PROBLEM STATEMENT:
Return all lines with the word "that" in them.

Stored data entries:

□ □ □ □ □ □ □

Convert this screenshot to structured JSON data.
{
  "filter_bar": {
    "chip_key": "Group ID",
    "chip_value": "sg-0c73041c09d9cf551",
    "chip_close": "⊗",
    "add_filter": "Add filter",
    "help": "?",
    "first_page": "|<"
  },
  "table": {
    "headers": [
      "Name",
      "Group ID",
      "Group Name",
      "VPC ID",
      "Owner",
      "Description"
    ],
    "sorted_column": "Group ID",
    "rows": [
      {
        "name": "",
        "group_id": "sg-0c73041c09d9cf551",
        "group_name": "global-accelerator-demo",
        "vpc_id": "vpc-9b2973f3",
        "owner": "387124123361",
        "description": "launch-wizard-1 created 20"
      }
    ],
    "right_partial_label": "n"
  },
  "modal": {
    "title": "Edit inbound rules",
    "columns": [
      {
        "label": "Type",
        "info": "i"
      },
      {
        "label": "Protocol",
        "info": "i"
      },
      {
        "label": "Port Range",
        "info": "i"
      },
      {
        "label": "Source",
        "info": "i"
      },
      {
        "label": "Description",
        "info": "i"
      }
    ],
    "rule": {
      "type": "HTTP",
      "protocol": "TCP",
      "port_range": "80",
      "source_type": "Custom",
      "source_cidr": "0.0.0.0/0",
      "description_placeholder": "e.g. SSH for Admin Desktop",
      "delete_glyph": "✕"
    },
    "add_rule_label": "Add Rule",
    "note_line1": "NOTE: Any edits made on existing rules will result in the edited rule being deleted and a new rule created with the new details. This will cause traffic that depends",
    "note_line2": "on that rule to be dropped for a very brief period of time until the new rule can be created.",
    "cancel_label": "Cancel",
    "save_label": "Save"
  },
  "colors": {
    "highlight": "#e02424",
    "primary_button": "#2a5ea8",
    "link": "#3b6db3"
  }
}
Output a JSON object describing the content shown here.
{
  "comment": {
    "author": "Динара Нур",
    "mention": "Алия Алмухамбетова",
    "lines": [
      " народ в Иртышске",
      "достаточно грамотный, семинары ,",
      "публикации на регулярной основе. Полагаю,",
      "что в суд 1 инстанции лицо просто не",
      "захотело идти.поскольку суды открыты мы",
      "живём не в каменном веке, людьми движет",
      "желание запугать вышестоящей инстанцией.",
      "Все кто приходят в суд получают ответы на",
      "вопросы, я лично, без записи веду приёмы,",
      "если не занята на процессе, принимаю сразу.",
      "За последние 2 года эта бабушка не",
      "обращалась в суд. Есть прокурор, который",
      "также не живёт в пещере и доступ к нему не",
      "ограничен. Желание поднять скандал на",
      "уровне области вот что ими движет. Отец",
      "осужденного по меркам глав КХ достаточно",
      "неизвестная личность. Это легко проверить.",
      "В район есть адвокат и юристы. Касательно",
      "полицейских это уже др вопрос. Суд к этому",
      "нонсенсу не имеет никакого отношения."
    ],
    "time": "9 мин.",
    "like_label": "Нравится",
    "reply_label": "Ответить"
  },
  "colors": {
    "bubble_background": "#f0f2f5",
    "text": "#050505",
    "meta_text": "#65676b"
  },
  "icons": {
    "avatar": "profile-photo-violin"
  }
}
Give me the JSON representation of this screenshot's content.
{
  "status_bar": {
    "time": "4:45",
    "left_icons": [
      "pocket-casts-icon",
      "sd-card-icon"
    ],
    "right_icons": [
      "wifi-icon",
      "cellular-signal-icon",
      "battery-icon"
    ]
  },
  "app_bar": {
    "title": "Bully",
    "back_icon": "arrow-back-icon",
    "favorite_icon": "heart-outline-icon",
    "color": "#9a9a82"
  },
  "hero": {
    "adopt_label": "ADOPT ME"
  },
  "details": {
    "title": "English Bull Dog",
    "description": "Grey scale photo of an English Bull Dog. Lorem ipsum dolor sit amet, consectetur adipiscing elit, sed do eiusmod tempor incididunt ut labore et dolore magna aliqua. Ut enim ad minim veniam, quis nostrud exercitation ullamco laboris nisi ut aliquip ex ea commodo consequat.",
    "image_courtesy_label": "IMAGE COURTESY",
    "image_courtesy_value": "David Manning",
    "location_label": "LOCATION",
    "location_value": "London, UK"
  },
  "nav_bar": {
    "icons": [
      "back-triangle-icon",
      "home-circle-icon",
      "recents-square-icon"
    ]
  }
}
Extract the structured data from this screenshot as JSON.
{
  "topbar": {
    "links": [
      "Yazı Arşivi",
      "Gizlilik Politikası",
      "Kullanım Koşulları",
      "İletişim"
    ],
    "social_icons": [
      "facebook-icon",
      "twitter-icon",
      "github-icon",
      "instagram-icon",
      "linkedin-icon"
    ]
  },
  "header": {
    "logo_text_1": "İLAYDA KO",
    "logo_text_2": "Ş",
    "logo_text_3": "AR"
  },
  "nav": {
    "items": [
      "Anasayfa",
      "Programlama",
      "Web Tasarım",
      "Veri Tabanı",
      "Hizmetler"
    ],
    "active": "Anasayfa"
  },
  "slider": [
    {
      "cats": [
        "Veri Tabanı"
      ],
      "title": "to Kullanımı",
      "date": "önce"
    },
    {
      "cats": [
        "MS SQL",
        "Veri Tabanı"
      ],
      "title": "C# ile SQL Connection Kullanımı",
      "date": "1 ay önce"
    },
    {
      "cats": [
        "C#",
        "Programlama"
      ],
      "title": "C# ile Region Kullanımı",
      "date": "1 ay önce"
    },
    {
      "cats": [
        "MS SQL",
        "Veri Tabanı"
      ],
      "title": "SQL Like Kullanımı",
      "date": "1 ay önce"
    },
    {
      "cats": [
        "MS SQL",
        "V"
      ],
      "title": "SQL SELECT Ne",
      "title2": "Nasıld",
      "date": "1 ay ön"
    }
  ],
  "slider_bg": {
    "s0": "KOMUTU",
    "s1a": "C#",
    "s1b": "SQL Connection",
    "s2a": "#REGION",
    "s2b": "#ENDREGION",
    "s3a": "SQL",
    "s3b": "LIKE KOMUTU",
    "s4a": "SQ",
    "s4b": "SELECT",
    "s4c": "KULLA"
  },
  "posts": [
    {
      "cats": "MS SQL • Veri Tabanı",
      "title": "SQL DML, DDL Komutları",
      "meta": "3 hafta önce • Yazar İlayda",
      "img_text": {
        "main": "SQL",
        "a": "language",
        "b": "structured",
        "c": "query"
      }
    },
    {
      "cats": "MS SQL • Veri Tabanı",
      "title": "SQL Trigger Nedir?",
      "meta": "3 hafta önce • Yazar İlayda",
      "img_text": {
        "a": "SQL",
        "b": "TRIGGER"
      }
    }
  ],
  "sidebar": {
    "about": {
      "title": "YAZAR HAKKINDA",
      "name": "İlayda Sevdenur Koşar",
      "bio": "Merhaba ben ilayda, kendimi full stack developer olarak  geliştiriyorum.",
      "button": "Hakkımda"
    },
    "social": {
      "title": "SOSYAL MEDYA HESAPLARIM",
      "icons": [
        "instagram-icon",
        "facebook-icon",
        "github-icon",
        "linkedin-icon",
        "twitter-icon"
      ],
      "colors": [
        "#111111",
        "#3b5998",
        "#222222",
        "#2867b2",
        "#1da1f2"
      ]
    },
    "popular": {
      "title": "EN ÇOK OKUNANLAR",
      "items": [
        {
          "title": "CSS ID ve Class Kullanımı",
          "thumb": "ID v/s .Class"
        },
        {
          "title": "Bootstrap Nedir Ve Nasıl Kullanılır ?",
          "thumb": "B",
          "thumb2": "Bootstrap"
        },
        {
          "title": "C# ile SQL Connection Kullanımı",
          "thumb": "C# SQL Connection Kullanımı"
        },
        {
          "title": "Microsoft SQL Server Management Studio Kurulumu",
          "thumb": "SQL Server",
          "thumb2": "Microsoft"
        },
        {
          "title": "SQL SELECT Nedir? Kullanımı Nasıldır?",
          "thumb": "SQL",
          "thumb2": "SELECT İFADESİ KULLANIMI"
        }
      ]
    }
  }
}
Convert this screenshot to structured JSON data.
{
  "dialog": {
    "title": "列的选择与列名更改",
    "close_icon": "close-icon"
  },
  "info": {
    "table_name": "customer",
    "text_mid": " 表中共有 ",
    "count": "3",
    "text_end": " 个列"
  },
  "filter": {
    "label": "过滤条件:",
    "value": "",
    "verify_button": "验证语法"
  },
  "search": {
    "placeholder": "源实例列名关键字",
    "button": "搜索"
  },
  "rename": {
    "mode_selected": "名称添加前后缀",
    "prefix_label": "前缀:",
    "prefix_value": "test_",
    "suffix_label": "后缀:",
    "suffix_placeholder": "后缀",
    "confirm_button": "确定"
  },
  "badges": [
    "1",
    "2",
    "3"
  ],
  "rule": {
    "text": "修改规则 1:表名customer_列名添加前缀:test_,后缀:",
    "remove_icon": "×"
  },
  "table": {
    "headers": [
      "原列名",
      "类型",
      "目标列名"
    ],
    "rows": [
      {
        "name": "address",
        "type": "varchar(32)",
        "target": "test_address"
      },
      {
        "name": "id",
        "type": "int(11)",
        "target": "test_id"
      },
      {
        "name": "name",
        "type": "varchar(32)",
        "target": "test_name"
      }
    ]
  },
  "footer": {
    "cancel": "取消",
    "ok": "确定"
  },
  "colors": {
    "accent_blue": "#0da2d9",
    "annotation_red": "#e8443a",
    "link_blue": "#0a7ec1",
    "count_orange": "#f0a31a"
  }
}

□ □ □ □ □ □ □

IN RESPONSE:
    "note_line1": "NOTE: Any edits made on existing rules will result in the edited rule being deleted and a new rule created with the new details. This will cause traffic that depends",
    "note_line2": "on that rule to be dropped for a very brief period of time until the new rule can be created.",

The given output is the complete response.